━━━ Selected passage ━━━

# Book recommendations?



## FirstTimeGSD (Jul 31, 2012)

My dog is a little over a year old. We've had some ups and downs, but overall I'm pretty pleased with him. I have had success training him most of the basics (down, sit, come, kinda heel, very limited stay, leave it...etc) but his loose leash and more extended stays (just for starters) leave a lot to be desired. I have a busy work schedule and spend a lot of my free time with him just enjoying his company (I'll be the first to admit I've drifted away from more vigorous training) but I'd really like some book recommendations on dog training. I don't know exactly what it is I expect/want out of him yet (I change my mind a lot) but there are still some very basic things I would like for him to understand/learn and feel my limited knowledge has been all used up. Any suggestions will be greatly appreciated...thanks!


----------



## Merciel (Apr 25, 2013)

Pretty much the same list I posted here: http://www.germanshepherds.com/foru...top-five-books-new-dog-owner.html#post3944649 except if you want to focus on training first, then reshuffle the priority list to #3, 1, 5, 2, and (way in the back) 4.


----------



## FirstTimeGSD (Jul 31, 2012)

Hmmm yeah 3 and 1 definitely seem worth a read, thanks!


----------



## NTexFoster (Jul 18, 2013)

@FirstTimeGSD - thanks for posting this and saving me the trouble 

So far I've read:
Mother Knows Best
How to Raise the Perfect Dog

Neither struck me as formally about training. They seem like a good place to start. I liked Mother Knows Best, its better written and less about the author and more about the dog.

I just ordered 



 from Merciel's list. Doesn't appear to be published on paper any more so you have to get it on your Kindle (b/c nobody uses a nook). There were new/used copies listed, but I didn't feel like waiting on them.


----------



## FirstTimeGSD (Jul 31, 2012)

Hmmm interesting. I was gonna head over to Barnes and Noble today...thanks for saving me a trip! Yeah I am definitely looking for a more training heavy book. I don't know if the perfect book for me is out there though...something that covers a wide array of tricks/jobs for dogs to learn. Let me know how THe Power of Positive Dog Training turns out for you


----------



## Merciel (Apr 25, 2013)

Oh, if it's specifically a tricks book you're looking for, this is the one I'd recommend:

101 Dog Tricks: Step by Step Activities to Engage, Challenge, and Bond with Your Dog: Kyra Sundance, Chalcy: 9781592533251: Amazon.com: Books

It's good, quick but reasonably thorough (and easy to fill in the gaps on missing little steps once you get familiar with the techniques), and then you can use those foundational steps to make up all kinds of silly new games.


----------



## Cassidy's Mom (Mar 30, 2003)

━━━ Dataset extract ━━━

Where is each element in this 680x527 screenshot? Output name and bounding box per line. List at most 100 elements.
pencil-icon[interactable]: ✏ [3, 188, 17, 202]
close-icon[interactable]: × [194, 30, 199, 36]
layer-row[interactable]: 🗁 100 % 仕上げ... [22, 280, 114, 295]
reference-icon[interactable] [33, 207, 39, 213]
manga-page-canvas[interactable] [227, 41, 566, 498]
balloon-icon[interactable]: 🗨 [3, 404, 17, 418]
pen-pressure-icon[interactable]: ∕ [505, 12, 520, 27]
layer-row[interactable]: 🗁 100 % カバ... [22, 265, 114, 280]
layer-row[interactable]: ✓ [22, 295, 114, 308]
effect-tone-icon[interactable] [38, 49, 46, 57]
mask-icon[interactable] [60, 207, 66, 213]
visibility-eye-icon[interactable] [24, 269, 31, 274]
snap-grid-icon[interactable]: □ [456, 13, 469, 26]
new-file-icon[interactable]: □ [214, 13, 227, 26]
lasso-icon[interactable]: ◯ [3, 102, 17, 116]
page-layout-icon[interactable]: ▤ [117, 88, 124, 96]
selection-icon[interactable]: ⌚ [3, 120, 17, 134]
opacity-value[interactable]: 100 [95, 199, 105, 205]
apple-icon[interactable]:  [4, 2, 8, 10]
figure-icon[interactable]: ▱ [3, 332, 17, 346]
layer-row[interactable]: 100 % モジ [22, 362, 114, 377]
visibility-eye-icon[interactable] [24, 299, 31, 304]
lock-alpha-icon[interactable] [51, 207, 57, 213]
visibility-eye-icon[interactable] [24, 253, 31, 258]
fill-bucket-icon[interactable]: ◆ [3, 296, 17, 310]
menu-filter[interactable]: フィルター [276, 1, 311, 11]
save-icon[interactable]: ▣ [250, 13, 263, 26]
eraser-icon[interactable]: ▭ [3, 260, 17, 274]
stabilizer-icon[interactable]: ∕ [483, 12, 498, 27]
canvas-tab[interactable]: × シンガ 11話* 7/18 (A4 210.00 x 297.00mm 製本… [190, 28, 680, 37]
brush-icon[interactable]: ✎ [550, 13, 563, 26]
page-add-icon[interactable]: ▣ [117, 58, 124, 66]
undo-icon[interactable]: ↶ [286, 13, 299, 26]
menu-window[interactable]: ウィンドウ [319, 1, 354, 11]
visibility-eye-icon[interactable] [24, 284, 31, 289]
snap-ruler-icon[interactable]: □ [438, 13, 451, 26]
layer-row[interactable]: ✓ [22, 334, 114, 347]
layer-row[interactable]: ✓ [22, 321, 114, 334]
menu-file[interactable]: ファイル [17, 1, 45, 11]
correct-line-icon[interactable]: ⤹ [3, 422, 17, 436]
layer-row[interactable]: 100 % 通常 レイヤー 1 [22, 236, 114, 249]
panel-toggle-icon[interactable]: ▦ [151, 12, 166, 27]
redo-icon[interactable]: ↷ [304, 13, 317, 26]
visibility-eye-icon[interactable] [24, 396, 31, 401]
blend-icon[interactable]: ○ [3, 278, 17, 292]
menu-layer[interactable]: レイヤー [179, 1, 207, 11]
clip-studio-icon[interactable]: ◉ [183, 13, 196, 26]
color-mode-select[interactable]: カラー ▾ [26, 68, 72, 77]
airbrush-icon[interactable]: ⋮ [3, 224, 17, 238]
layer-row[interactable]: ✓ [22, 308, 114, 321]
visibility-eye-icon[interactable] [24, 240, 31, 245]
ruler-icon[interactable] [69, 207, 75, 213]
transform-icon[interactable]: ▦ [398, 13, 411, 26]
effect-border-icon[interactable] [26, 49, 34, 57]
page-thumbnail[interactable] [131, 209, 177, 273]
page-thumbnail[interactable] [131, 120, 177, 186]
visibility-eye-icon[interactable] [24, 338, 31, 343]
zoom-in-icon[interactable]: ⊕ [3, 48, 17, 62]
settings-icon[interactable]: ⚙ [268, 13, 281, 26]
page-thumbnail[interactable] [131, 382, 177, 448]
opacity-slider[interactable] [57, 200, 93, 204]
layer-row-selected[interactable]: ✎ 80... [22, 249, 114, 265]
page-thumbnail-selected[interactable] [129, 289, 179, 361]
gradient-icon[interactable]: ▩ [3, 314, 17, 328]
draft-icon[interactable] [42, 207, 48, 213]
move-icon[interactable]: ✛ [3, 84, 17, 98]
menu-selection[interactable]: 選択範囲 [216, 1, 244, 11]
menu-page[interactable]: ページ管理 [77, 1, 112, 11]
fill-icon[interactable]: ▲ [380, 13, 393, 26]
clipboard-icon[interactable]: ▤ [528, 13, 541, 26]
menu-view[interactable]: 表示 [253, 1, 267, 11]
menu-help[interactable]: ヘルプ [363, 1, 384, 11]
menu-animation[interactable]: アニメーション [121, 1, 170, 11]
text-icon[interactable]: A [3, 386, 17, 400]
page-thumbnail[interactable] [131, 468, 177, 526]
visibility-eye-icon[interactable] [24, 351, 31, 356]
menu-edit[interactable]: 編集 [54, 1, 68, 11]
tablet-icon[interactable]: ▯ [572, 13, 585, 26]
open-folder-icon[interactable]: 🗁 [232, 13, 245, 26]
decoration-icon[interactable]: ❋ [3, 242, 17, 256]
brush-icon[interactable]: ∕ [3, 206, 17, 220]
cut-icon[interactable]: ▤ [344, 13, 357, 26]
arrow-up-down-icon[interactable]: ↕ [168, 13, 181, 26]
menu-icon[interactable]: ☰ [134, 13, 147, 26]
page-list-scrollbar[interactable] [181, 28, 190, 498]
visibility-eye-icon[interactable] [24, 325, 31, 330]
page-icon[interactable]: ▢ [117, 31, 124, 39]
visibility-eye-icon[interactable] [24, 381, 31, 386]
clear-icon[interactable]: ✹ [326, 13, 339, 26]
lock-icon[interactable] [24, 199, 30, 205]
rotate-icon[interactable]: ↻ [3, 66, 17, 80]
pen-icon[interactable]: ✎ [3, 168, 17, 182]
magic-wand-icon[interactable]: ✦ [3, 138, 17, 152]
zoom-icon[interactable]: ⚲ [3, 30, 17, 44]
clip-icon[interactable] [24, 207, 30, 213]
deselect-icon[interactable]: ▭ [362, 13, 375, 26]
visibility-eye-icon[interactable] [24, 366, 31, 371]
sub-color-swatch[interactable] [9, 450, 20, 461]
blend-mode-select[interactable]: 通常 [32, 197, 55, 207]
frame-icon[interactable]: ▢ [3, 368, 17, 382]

━━━

# [Exercise task]
Quote the forum thread on dog training books word for word, starting at "Oh, if it's" and ending after "silly new games.". The records are unrelated to the forum thread on dog training books.

# [Result]
Oh, if it's specifically a tricks book you're looking for, this is the one I'd recommend:

101 Dog Tricks: Step by Step Activities to Engage, Challenge, and Bond with Your Dog: Kyra Sundance, Chalcy: 9781592533251: Amazon.com: Books

It's good, quick but reasonably thorough (and easy to fill in the gaps on missing little steps once you get familiar with the techniques), and then you can use those foundational steps to make up all kinds of silly new games.